What is asked:
Every entry that follows needs to be repeated exactly.

(Saved data entries)
[Start]

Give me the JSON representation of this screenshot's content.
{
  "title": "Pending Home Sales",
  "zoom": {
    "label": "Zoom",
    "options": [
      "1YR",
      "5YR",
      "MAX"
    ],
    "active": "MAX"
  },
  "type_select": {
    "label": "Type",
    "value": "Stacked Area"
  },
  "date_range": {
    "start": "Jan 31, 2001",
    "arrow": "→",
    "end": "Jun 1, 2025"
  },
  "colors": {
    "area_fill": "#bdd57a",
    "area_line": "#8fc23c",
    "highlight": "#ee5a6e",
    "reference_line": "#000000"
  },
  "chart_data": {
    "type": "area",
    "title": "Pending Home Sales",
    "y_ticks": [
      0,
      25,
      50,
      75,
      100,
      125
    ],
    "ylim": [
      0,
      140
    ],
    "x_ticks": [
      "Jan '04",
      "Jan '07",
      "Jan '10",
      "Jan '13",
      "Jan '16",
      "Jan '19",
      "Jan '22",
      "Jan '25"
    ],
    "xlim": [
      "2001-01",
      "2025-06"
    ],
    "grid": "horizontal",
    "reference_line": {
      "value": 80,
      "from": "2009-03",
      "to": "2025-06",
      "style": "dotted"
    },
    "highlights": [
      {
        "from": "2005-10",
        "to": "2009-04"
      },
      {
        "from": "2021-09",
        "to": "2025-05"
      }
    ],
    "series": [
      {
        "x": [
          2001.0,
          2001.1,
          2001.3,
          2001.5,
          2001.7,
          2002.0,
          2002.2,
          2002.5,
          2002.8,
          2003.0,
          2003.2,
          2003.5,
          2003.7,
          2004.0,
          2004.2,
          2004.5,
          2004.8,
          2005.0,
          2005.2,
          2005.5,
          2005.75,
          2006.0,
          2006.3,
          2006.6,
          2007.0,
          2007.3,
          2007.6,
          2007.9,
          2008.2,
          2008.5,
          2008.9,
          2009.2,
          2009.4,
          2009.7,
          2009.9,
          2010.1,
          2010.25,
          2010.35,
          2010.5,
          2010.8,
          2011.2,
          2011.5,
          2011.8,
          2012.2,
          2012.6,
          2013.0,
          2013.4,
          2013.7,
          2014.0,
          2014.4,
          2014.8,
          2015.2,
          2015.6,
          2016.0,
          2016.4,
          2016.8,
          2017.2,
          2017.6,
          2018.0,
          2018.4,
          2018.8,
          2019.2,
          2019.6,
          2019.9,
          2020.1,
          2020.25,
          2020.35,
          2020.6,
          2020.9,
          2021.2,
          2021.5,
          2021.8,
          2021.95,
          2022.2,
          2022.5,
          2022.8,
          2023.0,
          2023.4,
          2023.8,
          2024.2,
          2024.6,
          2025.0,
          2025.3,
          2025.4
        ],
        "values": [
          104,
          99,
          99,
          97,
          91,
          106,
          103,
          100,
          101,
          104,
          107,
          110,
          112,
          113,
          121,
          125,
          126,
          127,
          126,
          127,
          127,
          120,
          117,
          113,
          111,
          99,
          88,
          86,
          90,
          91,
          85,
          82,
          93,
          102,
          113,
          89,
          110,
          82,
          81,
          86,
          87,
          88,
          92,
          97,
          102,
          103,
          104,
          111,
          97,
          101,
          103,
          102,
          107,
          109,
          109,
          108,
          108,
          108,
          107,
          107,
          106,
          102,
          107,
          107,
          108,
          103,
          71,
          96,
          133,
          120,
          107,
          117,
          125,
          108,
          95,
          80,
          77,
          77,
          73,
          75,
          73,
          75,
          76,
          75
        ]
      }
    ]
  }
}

[End]

Exercise answer:
Give me the JSON representation of this screenshot's content.
{
  "title": "Pending Home Sales",
  "zoom": {
    "label": "Zoom",
    "options": [
      "1YR",
      "5YR",
      "MAX"
    ],
    "active": "MAX"
  },
  "type_select": {
    "label": "Type",
    "value": "Stacked Area"
  },
  "date_range": {
    "start": "Jan 31, 2001",
    "arrow": "→",
    "end": "Jun 1, 2025"
  },
  "colors": {
    "area_fill": "#bdd57a",
    "area_line": "#8fc23c",
    "highlight": "#ee5a6e",
    "reference_line": "#000000"
  },
  "chart_data": {
    "type": "area",
    "title": "Pending Home Sales",
    "y_ticks": [
      0,
      25,
      50,
      75,
      100,
      125
    ],
    "ylim": [
      0,
      140
    ],
    "x_ticks": [
      "Jan '04",
      "Jan '07",
      "Jan '10",
      "Jan '13",
      "Jan '16",
      "Jan '19",
      "Jan '22",
      "Jan '25"
    ],
    "xlim": [
      "2001-01",
      "2025-06"
    ],
    "grid": "horizontal",
    "reference_line": {
      "value": 80,
      "from": "2009-03",
      "to": "2025-06",
      "style": "dotted"
    },
    "highlights": [
      {
        "from": "2005-10",
        "to": "2009-04"
      },
      {
        "from": "2021-09",
        "to": "2025-05"
      }
    ],
    "series": [
      {
        "x": [
          2001.0,
          2001.1,
          2001.3,
          2001.5,
          2001.7,
          2002.0,
          2002.2,
          2002.5,
          2002.8,
          2003.0,
          2003.2,
          2003.5,
          2003.7,
          2004.0,
          2004.2,
          2004.5,
          2004.8,
          2005.0,
          2005.2,
          2005.5,
          2005.75,
          2006.0,
          2006.3,
          2006.6,
          2007.0,
          2007.3,
          2007.6,
          2007.9,
          2008.2,
          2008.5,
          2008.9,
          2009.2,
          2009.4,
          2009.7,
          2009.9,
          2010.1,
          2010.25,
          2010.35,
          2010.5,
          2010.8,
          2011.2,
          2011.5,
          2011.8,
          2012.2,
          2012.6,
          2013.0,
          2013.4,
          2013.7,
          2014.0,
          2014.4,
          2014.8,
          2015.2,
          2015.6,
          2016.0,
          2016.4,
          2016.8,
          2017.2,
          2017.6,
          2018.0,
          2018.4,
          2018.8,
          2019.2,
          2019.6,
          2019.9,
          2020.1,
          2020.25,
          2020.35,
          2020.6,
          2020.9,
          2021.2,
          2021.5,
          2021.8,
          2021.95,
          2022.2,
          2022.5,
          2022.8,
          2023.0,
          2023.4,
          2023.8,
          2024.2,
          2024.6,
          2025.0,
          2025.3,
          2025.4
        ],
        "values": [
          104,
          99,
          99,
          97,
          91,
          106,
          103,
          100,
          101,
          104,
          107,
          110,
          112,
          113,
          121,
          125,
          126,
          127,
          126,
          127,
          127,
          120,
          117,
          113,
          111,
          99,
          88,
          86,
          90,
          91,
          85,
          82,
          93,
          102,
          113,
          89,
          110,
          82,
          81,
          86,
          87,
          88,
          92,
          97,
          102,
          103,
          104,
          111,
          97,
          101,
          103,
          102,
          107,
          109,
          109,
          108,
          108,
          108,
          107,
          107,
          106,
          102,
          107,
          107,
          108,
          103,
          71,
          96,
          133,
          120,
          107,
          117,
          125,
          108,
          95,
          80,
          77,
          77,
          73,
          75,
          73,
          75,
          76,
          75
        ]
      }
    ]
  }
}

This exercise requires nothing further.